== What you have to do ==
For the material that follows, list every line containing the word "Track".

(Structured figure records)
▶
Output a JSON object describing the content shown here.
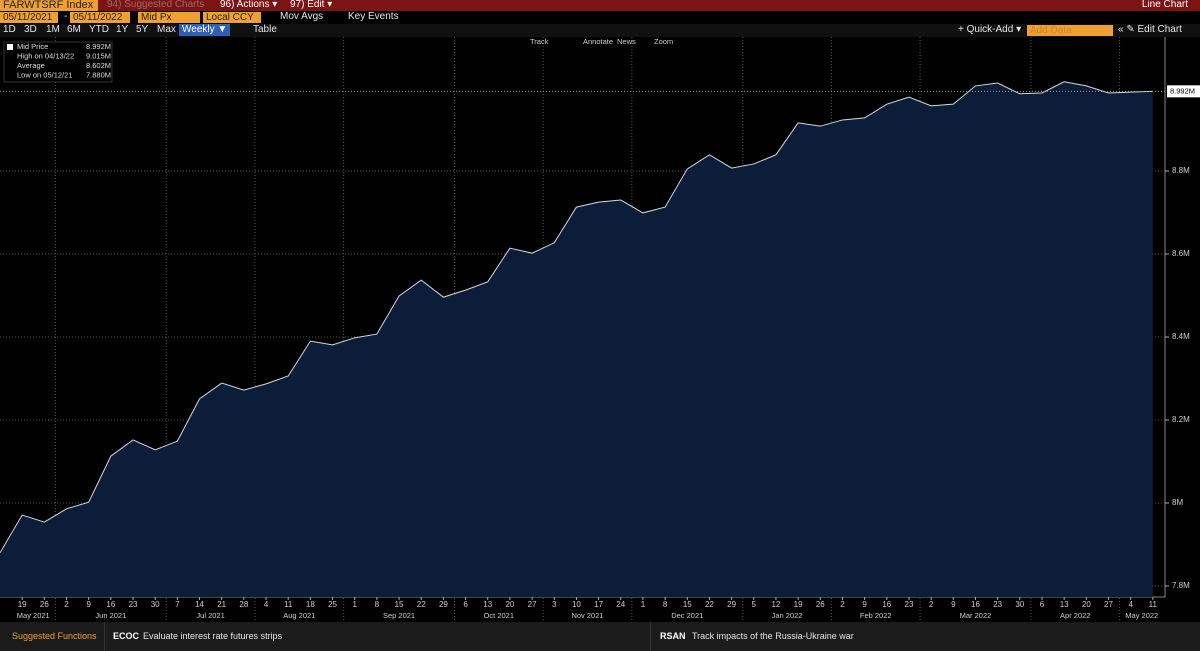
{
  "toolbar": {
    "ticker": "FARWTSRF Index",
    "suggested": "94) Suggested Charts",
    "actions": "96) Actions ▾",
    "edit": "97) Edit ▾",
    "chart_kind": "Line Chart",
    "start_date": "05/11/2021",
    "dash": "-",
    "end_date": "05/11/2022",
    "field": "Mid Px",
    "currency": "Local CCY",
    "mov_avgs": "Mov Avgs",
    "key_events": "Key Events",
    "ranges": [
      "1D",
      "3D",
      "1M",
      "6M",
      "YTD",
      "1Y",
      "5Y",
      "Max"
    ],
    "frequency": "Weekly ▼",
    "table": "Table",
    "quick_add": "+ Quick-Add ▾",
    "add_data": "Add Data",
    "edit_chart": "« ✎ Edit Chart"
  },
  "tools": [
    "Track",
    "Annotate",
    "News",
    "Zoom"
  ],
  "legend": [
    {
      "label": "Mid Price",
      "value": "8.992M"
    },
    {
      "label": "High on 04/13/22",
      "value": "9.015M"
    },
    {
      "label": "Average",
      "value": "8.602M"
    },
    {
      "label": "Low on 05/12/21",
      "value": "7.880M"
    }
  ],
  "chart_data": {
    "type": "area",
    "color": "#d6d8dc",
    "fill": "#0c1d3a",
    "categories": [
      null,
      "19",
      "26",
      "2",
      "9",
      "16",
      "23",
      "30",
      "7",
      "14",
      "21",
      "28",
      "4",
      "11",
      "18",
      "25",
      "1",
      "8",
      "15",
      "22",
      "29",
      "6",
      "13",
      "20",
      "27",
      "3",
      "10",
      "17",
      "24",
      "1",
      "8",
      "15",
      "22",
      "29",
      "5",
      "12",
      "19",
      "26",
      "2",
      "9",
      "16",
      "23",
      "2",
      "9",
      "16",
      "23",
      "30",
      "6",
      "13",
      "20",
      "27",
      "4",
      "11"
    ],
    "months": [
      "May 2021",
      "Jun 2021",
      "Jul 2021",
      "Aug 2021",
      "Sep 2021",
      "Oct 2021",
      "Nov 2021",
      "Dec 2021",
      "Jan 2022",
      "Feb 2022",
      "Mar 2022",
      "Apr 2022",
      "May 2022"
    ],
    "values": [
      7880000,
      7971000,
      7954000,
      7986000,
      8002000,
      8113000,
      8152000,
      8128000,
      8149000,
      8251000,
      8289000,
      8272000,
      8287000,
      8306000,
      8390000,
      8381000,
      8398000,
      8407000,
      8499000,
      8537000,
      8496000,
      8513000,
      8533000,
      8614000,
      8602000,
      8627000,
      8713000,
      8725000,
      8730000,
      8699000,
      8713000,
      8805000,
      8839000,
      8807000,
      8817000,
      8839000,
      8916000,
      8908000,
      8923000,
      8928000,
      8961000,
      8978000,
      8957000,
      8961000,
      9005000,
      9012000,
      8986000,
      8988000,
      9015000,
      9005000,
      8988000,
      8990000,
      8992000
    ],
    "last_value_label": "8.992M",
    "ylim": [
      7773500,
      9103600
    ],
    "yticks": [
      {
        "value": 7800000,
        "label": "7.8M"
      },
      {
        "value": 8000000,
        "label": "8M"
      },
      {
        "value": 8200000,
        "label": "8.2M"
      },
      {
        "value": 8400000,
        "label": "8.4M"
      },
      {
        "value": 8600000,
        "label": "8.6M"
      },
      {
        "value": 8800000,
        "label": "8.8M"
      }
    ],
    "grid": true
  },
  "footer": {
    "suggested_functions": "Suggested Functions",
    "f1_code": "ECOC",
    "f1_text": "Evaluate interest rate futures strips",
    "f2_code": "RSAN",
    "f2_text": "Track impacts of the Russia-Ukraine war"
  }
}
◀
== The answer ==
    "Track",
    "f2_text": "Track impacts of the Russia-Ukraine war"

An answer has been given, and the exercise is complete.